#### EXERCISE PROMPT:
Return every record below exactly as written, but leave out the pictures.

________________

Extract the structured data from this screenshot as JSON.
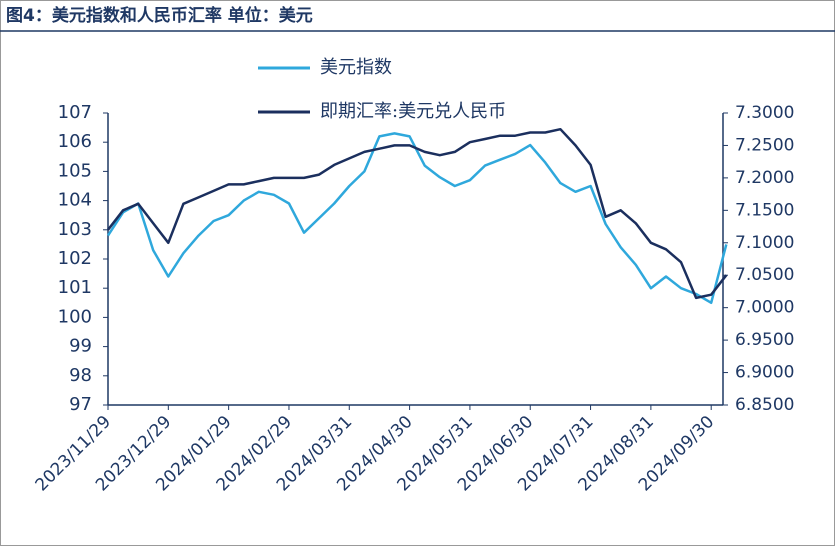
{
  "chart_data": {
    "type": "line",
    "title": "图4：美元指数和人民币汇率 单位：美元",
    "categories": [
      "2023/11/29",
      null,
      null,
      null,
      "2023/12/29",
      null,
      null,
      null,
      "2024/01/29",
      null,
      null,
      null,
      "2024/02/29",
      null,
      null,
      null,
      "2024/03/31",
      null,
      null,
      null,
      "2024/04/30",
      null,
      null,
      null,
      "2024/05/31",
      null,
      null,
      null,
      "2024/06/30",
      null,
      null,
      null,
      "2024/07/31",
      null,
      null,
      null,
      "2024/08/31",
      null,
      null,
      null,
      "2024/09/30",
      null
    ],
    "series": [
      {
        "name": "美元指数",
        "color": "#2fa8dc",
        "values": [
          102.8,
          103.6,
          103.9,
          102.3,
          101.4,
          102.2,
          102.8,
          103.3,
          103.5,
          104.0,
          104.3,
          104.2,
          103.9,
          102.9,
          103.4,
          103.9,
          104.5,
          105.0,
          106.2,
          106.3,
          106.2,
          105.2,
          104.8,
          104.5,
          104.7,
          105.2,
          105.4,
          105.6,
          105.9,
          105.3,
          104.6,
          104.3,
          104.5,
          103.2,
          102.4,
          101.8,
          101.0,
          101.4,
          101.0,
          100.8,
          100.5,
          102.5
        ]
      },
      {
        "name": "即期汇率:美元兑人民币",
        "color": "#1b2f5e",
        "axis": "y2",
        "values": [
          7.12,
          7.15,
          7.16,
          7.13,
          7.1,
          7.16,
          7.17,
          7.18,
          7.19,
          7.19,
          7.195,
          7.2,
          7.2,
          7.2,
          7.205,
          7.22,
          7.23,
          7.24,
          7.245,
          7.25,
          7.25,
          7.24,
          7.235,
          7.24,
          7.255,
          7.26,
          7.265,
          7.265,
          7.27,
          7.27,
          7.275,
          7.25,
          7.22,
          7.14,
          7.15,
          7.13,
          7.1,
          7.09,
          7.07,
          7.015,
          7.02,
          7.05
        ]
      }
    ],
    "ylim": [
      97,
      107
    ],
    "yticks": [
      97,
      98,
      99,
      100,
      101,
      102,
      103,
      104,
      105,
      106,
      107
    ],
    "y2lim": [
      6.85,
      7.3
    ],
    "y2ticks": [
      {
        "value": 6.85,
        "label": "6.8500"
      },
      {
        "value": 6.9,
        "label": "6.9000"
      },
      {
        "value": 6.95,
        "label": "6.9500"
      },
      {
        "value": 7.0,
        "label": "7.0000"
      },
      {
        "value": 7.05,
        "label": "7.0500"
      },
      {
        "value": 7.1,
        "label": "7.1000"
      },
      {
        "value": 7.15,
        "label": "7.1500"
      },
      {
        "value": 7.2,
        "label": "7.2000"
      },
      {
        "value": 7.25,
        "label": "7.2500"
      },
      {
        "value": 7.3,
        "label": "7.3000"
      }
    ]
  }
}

________________

#### EXERCISE SOLUTION:
Extract the structured data from this screenshot as JSON.
{
  "chart_data": {
    "type": "line",
    "title": "图4：美元指数和人民币汇率 单位：美元",
    "categories": [
      "2023/11/29",
      null,
      null,
      null,
      "2023/12/29",
      null,
      null,
      null,
      "2024/01/29",
      null,
      null,
      null,
      "2024/02/29",
      null,
      null,
      null,
      "2024/03/31",
      null,
      null,
      null,
      "2024/04/30",
      null,
      null,
      null,
      "2024/05/31",
      null,
      null,
      null,
      "2024/06/30",
      null,
      null,
      null,
      "2024/07/31",
      null,
      null,
      null,
      "2024/08/31",
      null,
      null,
      null,
      "2024/09/30",
      null
    ],
    "series": [
      {
        "name": "美元指数",
        "color": "#2fa8dc",
        "values": [
          102.8,
          103.6,
          103.9,
          102.3,
          101.4,
          102.2,
          102.8,
          103.3,
          103.5,
          104.0,
          104.3,
          104.2,
          103.9,
          102.9,
          103.4,
          103.9,
          104.5,
          105.0,
          106.2,
          106.3,
          106.2,
          105.2,
          104.8,
          104.5,
          104.7,
          105.2,
          105.4,
          105.6,
          105.9,
          105.3,
          104.6,
          104.3,
          104.5,
          103.2,
          102.4,
          101.8,
          101.0,
          101.4,
          101.0,
          100.8,
          100.5,
          102.5
        ]
      },
      {
        "name": "即期汇率:美元兑人民币",
        "color": "#1b2f5e",
        "axis": "y2",
        "values": [
          7.12,
          7.15,
          7.16,
          7.13,
          7.1,
          7.16,
          7.17,
          7.18,
          7.19,
          7.19,
          7.195,
          7.2,
          7.2,
          7.2,
          7.205,
          7.22,
          7.23,
          7.24,
          7.245,
          7.25,
          7.25,
          7.24,
          7.235,
          7.24,
          7.255,
          7.26,
          7.265,
          7.265,
          7.27,
          7.27,
          7.275,
          7.25,
          7.22,
          7.14,
          7.15,
          7.13,
          7.1,
          7.09,
          7.07,
          7.015,
          7.02,
          7.05
        ]
      }
    ],
    "ylim": [
      97,
      107
    ],
    "yticks": [
      97,
      98,
      99,
      100,
      101,
      102,
      103,
      104,
      105,
      106,
      107
    ],
    "y2lim": [
      6.85,
      7.3
    ],
    "y2ticks": [
      {
        "value": 6.85,
        "label": "6.8500"
      },
      {
        "value": 6.9,
        "label": "6.9000"
      },
      {
        "value": 6.95,
        "label": "6.9500"
      },
      {
        "value": 7.0,
        "label": "7.0000"
      },
      {
        "value": 7.05,
        "label": "7.0500"
      },
      {
        "value": 7.1,
        "label": "7.1000"
      },
      {
        "value": 7.15,
        "label": "7.1500"
      },
      {
        "value": 7.2,
        "label": "7.2000"
      },
      {
        "value": 7.25,
        "label": "7.2500"
      },
      {
        "value": 7.3,
        "label": "7.3000"
      }
    ]
  }
}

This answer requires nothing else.